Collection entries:
━━━━━━━━━━━━━━━━━━━━

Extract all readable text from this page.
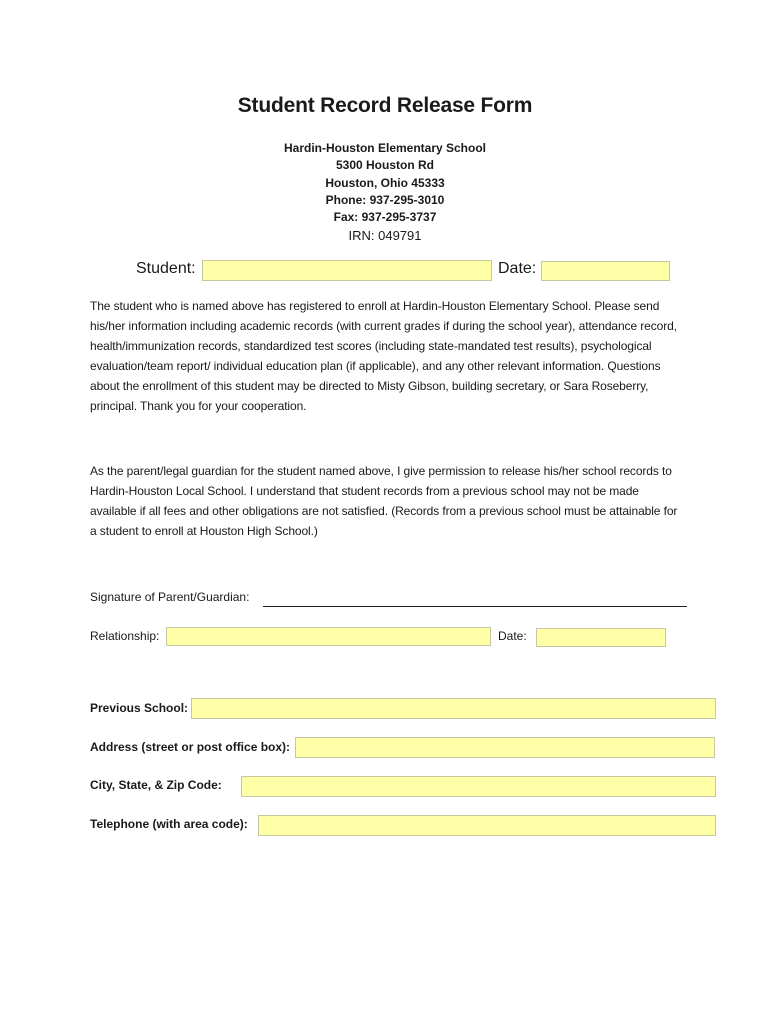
Student Record Release Form
Hardin-Houston Elementary School
5300 Houston Rd
Houston, Ohio 45333
Phone: 937-295-3010
Fax: 937-295-3737
IRN: 049791
Student:	Date:
The student who is named above has registered to enroll at Hardin-Houston Elementary School. Please send his/her information including academic records (with current grades if during the school year), attendance record, health/immunization records, standardized test scores (including state-mandated test results), psychological evaluation/team report/ individual education plan (if applicable), and any other relevant information. Questions about the enrollment of this student may be directed to Misty Gibson, building secretary, or Sara Roseberry, principal. Thank you for your cooperation.
As the parent/legal guardian for the student named above, I give permission to release his/her school records to Hardin-Houston Local School. I understand that student records from a previous school may not be made available if all fees and other obligations are not satisfied. (Records from a previous school must be attainable for a student to enroll at Houston High School.)
Signature of Parent/Guardian:
Relationship:	Date:
Previous School:
Address (street or post office box):
City, State, & Zip Code:
Telephone (with area code):
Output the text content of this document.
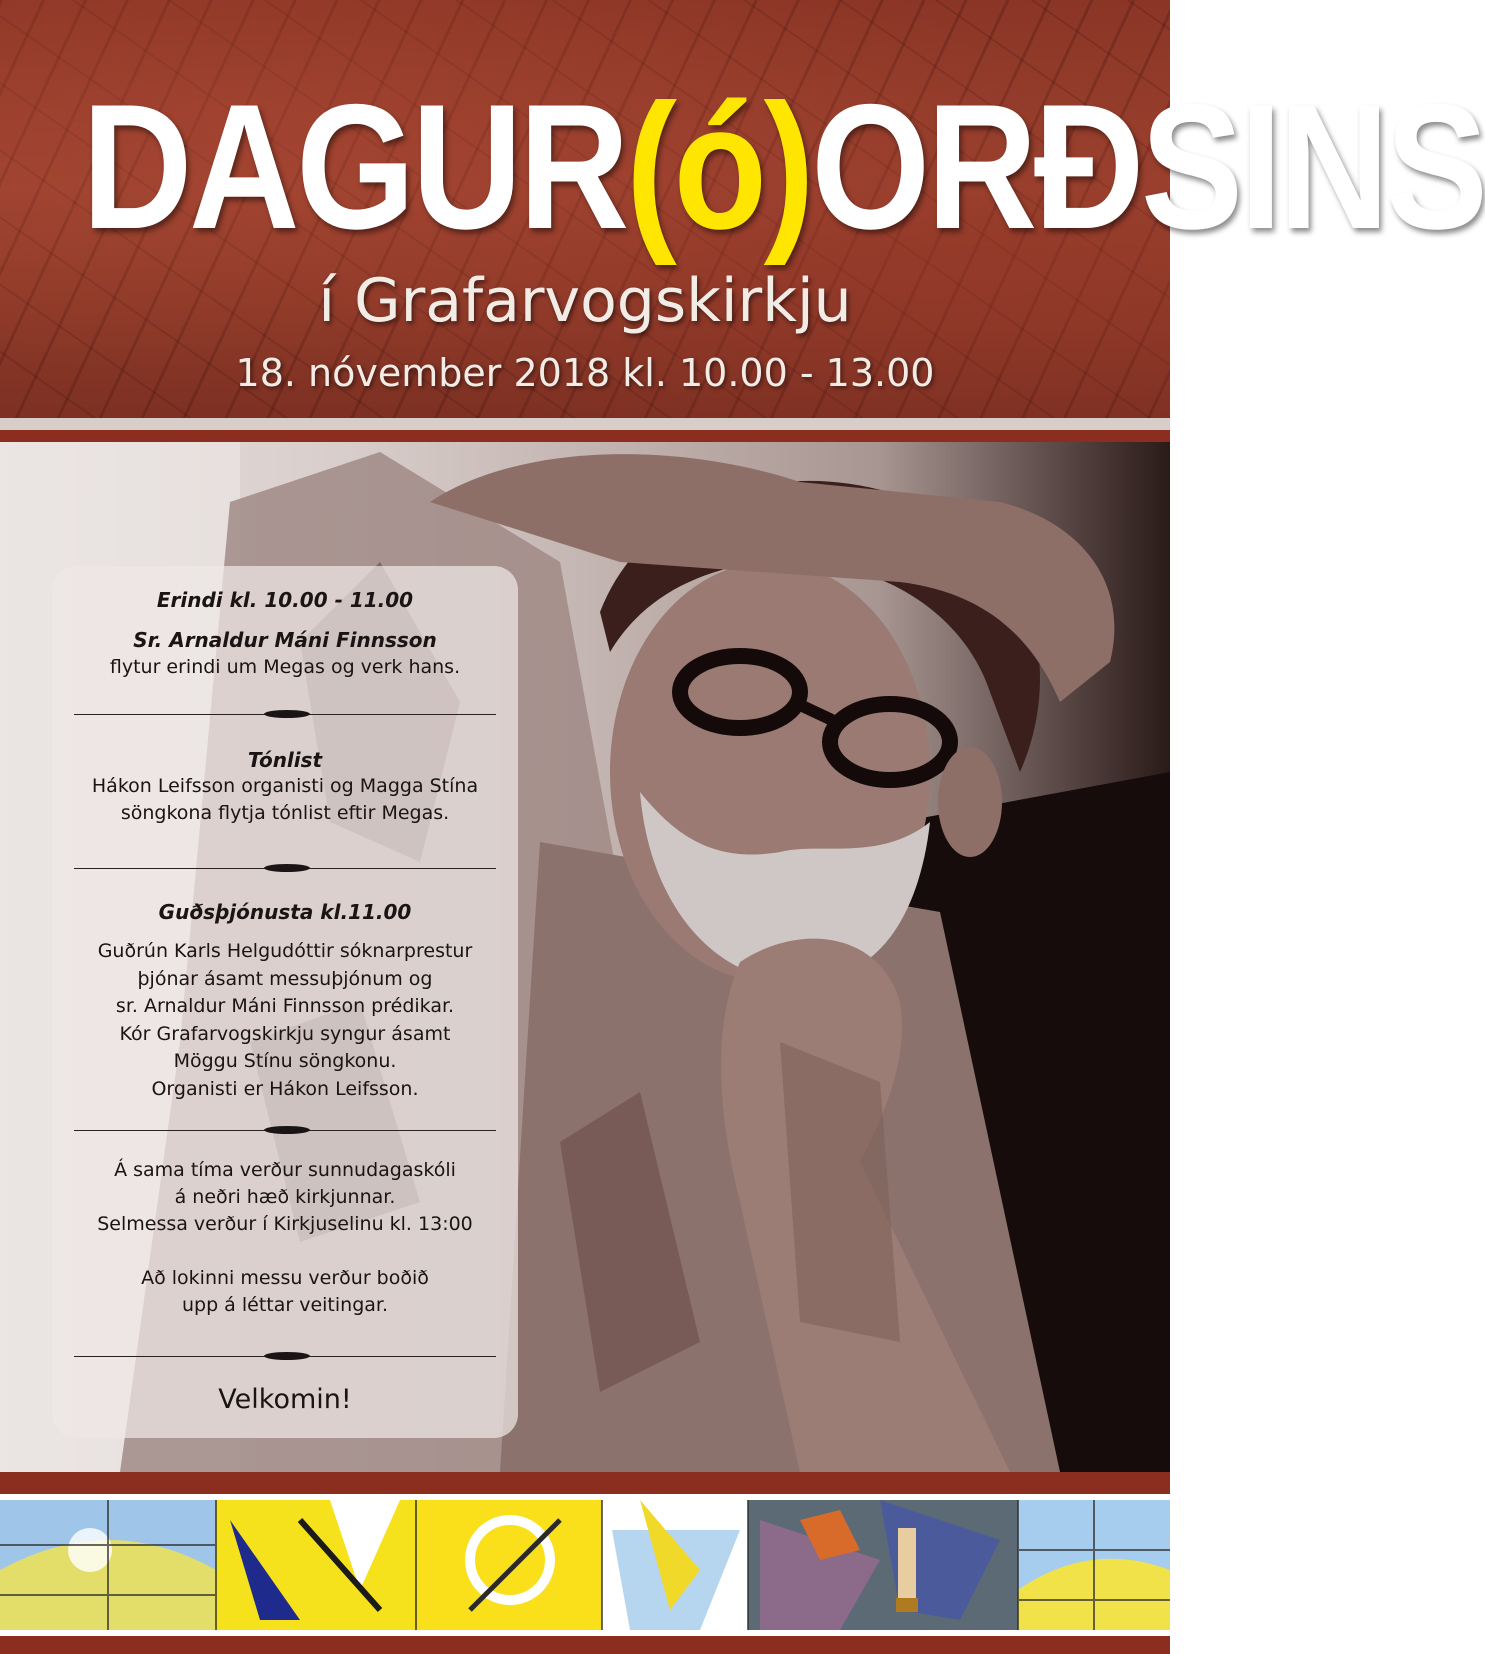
DAGUR(ó)ORÐSINS
í Grafarvogskirkju
18. nóvember 2018 kl. 10.00 - 13.00
Erindi kl. 10.00 - 11.00
Sr. Arnaldur Máni Finnsson
flytur erindi um Megas og verk hans.
Tónlist
Hákon Leifsson organisti og Magga Stína
söngkona flytja tónlist eftir Megas.
Guðsþjónusta kl.11.00
Guðrún Karls Helgudóttir sóknarprestur
þjónar ásamt messuþjónum og
sr. Arnaldur Máni Finnsson prédikar.
Kór Grafarvogskirkju syngur ásamt
Möggu Stínu söngkonu.
Organisti er Hákon Leifsson.
Á sama tíma verður sunnudagaskóli
á neðri hæð kirkjunnar.
Selmessa verður í Kirkjuselinu kl. 13:00
Að lokinni messu verður boðið
upp á léttar veitingar.
Velkomin!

━━━━━━━━━━━━━━━━━━━━

*GIVEN REQUEST*:
Locate the lines above that contain "Grafarvogskirkju" and copy them.

*CORRECT RESULT*:
í Grafarvogskirkju
Kór Grafarvogskirkju syngur ásamt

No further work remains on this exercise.